▶ [The exercise] Omit all images. Transcribe the rest of the material below exactly.

Collection entries
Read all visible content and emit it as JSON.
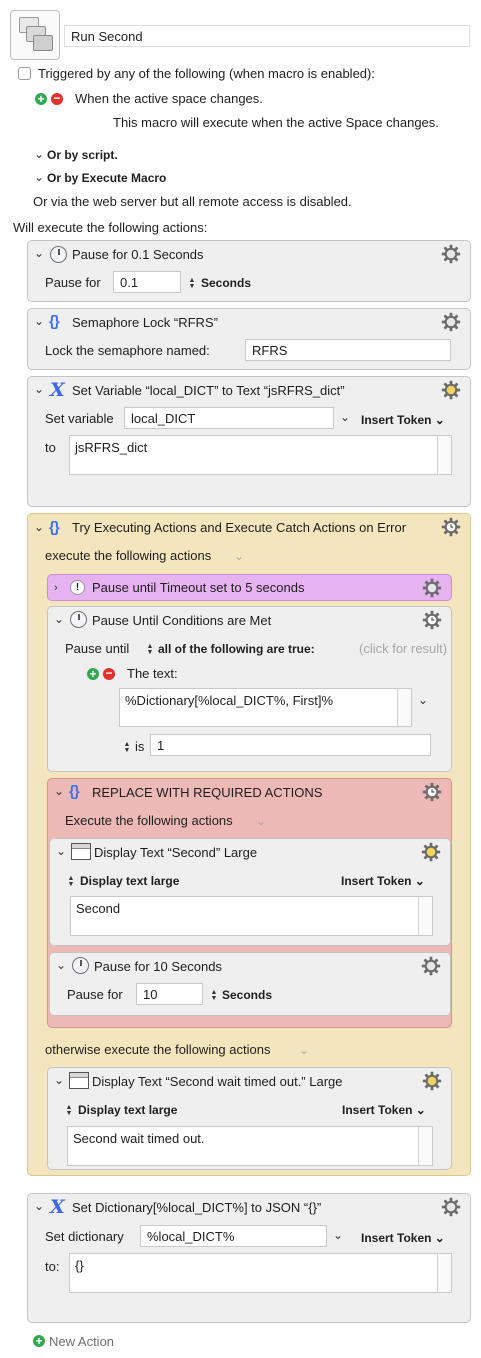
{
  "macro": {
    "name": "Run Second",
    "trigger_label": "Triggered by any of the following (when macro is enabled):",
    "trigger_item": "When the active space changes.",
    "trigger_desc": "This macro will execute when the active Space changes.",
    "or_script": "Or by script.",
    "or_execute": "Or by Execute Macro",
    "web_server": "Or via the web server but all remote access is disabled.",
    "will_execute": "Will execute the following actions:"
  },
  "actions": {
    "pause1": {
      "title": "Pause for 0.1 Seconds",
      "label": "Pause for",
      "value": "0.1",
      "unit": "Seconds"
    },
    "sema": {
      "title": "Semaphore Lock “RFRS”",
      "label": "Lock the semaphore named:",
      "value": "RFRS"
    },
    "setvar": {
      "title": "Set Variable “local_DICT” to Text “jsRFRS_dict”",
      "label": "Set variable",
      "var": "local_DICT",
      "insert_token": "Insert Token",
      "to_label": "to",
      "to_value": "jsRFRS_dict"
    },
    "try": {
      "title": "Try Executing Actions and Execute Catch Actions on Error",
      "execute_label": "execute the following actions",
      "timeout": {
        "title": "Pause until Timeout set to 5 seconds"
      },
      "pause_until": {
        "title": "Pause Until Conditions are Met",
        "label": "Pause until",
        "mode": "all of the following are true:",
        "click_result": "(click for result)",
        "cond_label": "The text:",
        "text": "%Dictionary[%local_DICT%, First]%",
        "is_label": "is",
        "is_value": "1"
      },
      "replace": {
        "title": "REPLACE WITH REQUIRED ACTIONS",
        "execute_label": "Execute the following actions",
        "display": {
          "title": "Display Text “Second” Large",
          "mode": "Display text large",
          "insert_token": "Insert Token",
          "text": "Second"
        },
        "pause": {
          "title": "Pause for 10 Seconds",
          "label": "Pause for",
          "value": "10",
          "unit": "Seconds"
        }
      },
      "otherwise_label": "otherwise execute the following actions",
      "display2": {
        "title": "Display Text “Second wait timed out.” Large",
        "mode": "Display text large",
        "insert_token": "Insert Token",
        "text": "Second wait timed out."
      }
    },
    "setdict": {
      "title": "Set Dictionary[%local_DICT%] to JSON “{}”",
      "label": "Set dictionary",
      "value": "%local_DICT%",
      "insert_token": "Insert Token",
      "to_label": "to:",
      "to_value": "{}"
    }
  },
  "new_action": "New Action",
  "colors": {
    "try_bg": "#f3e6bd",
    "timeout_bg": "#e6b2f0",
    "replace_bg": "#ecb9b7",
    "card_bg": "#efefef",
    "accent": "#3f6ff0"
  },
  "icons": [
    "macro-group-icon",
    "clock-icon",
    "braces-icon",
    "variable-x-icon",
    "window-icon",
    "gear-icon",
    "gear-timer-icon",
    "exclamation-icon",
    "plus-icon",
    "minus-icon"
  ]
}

▶ [Worked answer]
Read all visible content and emit it as JSON.
{
  "macro": {
    "name": "Run Second",
    "trigger_label": "Triggered by any of the following (when macro is enabled):",
    "trigger_item": "When the active space changes.",
    "trigger_desc": "This macro will execute when the active Space changes.",
    "or_script": "Or by script.",
    "or_execute": "Or by Execute Macro",
    "web_server": "Or via the web server but all remote access is disabled.",
    "will_execute": "Will execute the following actions:"
  },
  "actions": {
    "pause1": {
      "title": "Pause for 0.1 Seconds",
      "label": "Pause for",
      "value": "0.1",
      "unit": "Seconds"
    },
    "sema": {
      "title": "Semaphore Lock “RFRS”",
      "label": "Lock the semaphore named:",
      "value": "RFRS"
    },
    "setvar": {
      "title": "Set Variable “local_DICT” to Text “jsRFRS_dict”",
      "label": "Set variable",
      "var": "local_DICT",
      "insert_token": "Insert Token",
      "to_label": "to",
      "to_value": "jsRFRS_dict"
    },
    "try": {
      "title": "Try Executing Actions and Execute Catch Actions on Error",
      "execute_label": "execute the following actions",
      "timeout": {
        "title": "Pause until Timeout set to 5 seconds"
      },
      "pause_until": {
        "title": "Pause Until Conditions are Met",
        "label": "Pause until",
        "mode": "all of the following are true:",
        "click_result": "(click for result)",
        "cond_label": "The text:",
        "text": "%Dictionary[%local_DICT%, First]%",
        "is_label": "is",
        "is_value": "1"
      },
      "replace": {
        "title": "REPLACE WITH REQUIRED ACTIONS",
        "execute_label": "Execute the following actions",
        "display": {
          "title": "Display Text “Second” Large",
          "mode": "Display text large",
          "insert_token": "Insert Token",
          "text": "Second"
        },
        "pause": {
          "title": "Pause for 10 Seconds",
          "label": "Pause for",
          "value": "10",
          "unit": "Seconds"
        }
      },
      "otherwise_label": "otherwise execute the following actions",
      "display2": {
        "title": "Display Text “Second wait timed out.” Large",
        "mode": "Display text large",
        "insert_token": "Insert Token",
        "text": "Second wait timed out."
      }
    },
    "setdict": {
      "title": "Set Dictionary[%local_DICT%] to JSON “{}”",
      "label": "Set dictionary",
      "value": "%local_DICT%",
      "insert_token": "Insert Token",
      "to_label": "to:",
      "to_value": "{}"
    }
  },
  "new_action": "New Action",
  "colors": {
    "try_bg": "#f3e6bd",
    "timeout_bg": "#e6b2f0",
    "replace_bg": "#ecb9b7",
    "card_bg": "#efefef",
    "accent": "#3f6ff0"
  },
  "icons": [
    "macro-group-icon",
    "clock-icon",
    "braces-icon",
    "variable-x-icon",
    "window-icon",
    "gear-icon",
    "gear-timer-icon",
    "exclamation-icon",
    "plus-icon",
    "minus-icon"
  ]
}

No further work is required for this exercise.